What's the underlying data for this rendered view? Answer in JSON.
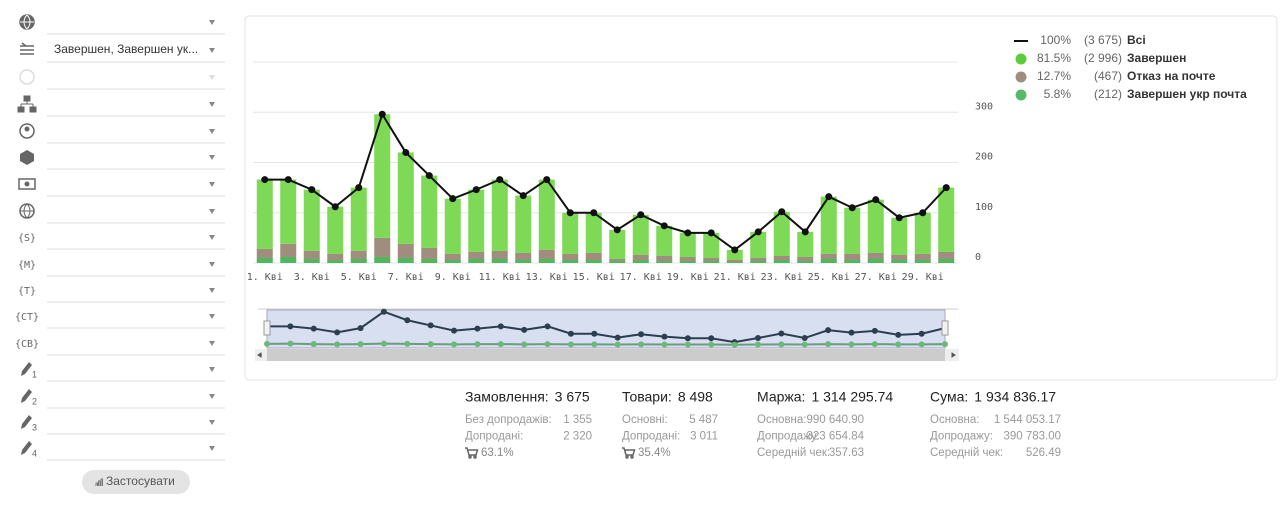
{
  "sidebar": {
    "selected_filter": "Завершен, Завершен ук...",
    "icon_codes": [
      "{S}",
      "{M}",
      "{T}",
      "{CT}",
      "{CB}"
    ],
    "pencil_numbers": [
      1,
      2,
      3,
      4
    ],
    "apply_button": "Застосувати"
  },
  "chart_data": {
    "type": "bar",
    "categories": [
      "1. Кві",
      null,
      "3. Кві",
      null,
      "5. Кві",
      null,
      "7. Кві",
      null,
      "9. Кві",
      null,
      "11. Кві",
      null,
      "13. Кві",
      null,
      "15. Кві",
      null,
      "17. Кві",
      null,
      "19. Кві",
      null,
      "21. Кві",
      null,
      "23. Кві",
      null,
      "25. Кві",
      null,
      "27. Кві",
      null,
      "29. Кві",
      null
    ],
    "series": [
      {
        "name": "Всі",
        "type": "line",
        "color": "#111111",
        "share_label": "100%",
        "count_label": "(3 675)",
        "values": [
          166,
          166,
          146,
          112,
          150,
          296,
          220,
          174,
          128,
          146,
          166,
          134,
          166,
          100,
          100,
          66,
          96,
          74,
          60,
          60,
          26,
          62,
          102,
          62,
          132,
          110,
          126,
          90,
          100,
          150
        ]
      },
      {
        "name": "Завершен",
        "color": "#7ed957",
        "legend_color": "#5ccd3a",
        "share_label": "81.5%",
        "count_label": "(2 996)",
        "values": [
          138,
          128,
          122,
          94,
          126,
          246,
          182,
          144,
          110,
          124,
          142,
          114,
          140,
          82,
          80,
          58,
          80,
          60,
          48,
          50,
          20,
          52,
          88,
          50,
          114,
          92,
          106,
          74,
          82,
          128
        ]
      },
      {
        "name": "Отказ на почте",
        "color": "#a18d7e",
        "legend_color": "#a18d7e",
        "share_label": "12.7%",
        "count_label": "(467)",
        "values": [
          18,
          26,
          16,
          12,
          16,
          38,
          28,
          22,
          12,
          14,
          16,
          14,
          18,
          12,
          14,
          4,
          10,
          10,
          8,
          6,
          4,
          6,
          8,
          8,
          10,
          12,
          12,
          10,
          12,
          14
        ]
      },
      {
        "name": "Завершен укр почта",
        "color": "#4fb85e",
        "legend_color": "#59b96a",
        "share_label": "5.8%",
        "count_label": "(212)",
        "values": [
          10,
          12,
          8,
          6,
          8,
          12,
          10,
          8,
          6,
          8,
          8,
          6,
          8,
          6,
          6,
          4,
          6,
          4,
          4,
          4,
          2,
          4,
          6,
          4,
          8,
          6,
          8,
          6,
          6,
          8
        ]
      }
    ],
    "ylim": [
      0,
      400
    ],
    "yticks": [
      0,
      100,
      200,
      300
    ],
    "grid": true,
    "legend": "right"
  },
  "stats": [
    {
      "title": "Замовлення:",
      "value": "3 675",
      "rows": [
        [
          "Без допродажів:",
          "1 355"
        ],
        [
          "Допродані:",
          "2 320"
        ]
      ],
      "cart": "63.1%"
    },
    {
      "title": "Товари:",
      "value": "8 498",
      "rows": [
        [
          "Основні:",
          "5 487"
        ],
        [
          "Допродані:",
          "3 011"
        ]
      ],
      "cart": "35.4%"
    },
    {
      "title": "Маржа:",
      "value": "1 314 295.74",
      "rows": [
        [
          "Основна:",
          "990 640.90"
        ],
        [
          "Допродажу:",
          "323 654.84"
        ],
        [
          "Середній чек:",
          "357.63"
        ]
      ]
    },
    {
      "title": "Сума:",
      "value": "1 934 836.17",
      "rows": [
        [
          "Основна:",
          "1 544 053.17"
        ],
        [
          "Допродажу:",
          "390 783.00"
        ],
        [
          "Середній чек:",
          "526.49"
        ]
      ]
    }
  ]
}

━━━━━━━━

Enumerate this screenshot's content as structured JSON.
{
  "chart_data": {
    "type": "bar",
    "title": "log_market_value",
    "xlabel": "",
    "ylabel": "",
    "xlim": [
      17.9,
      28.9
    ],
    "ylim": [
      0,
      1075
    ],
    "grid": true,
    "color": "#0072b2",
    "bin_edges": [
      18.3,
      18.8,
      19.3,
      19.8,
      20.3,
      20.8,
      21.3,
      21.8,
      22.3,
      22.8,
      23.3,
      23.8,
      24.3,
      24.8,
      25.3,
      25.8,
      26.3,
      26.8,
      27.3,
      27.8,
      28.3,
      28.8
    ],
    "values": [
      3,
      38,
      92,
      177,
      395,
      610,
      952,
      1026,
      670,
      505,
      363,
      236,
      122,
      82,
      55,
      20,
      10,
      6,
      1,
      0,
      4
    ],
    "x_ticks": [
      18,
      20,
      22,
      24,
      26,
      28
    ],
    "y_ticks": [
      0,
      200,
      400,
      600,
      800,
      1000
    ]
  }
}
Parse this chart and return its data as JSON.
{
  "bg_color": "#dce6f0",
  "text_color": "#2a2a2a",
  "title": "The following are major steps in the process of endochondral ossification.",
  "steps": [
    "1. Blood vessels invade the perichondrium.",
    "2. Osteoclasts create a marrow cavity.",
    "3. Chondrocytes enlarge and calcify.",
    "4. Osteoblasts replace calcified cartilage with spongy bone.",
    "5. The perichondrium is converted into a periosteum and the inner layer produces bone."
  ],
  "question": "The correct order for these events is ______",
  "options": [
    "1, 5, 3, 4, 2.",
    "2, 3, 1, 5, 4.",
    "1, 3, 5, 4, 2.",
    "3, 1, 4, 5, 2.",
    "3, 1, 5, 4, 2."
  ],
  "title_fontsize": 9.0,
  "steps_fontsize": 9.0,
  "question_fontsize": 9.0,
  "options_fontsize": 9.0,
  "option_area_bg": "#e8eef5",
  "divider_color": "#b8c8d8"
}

━━━━━━━━

Select the lines in this material that hold the word "bone", leaving none out.

    "4. Osteoblasts replace calcified cartilage with spongy bone.",
    "5. The perichondrium is converted into a periosteum and the inner layer produces bone."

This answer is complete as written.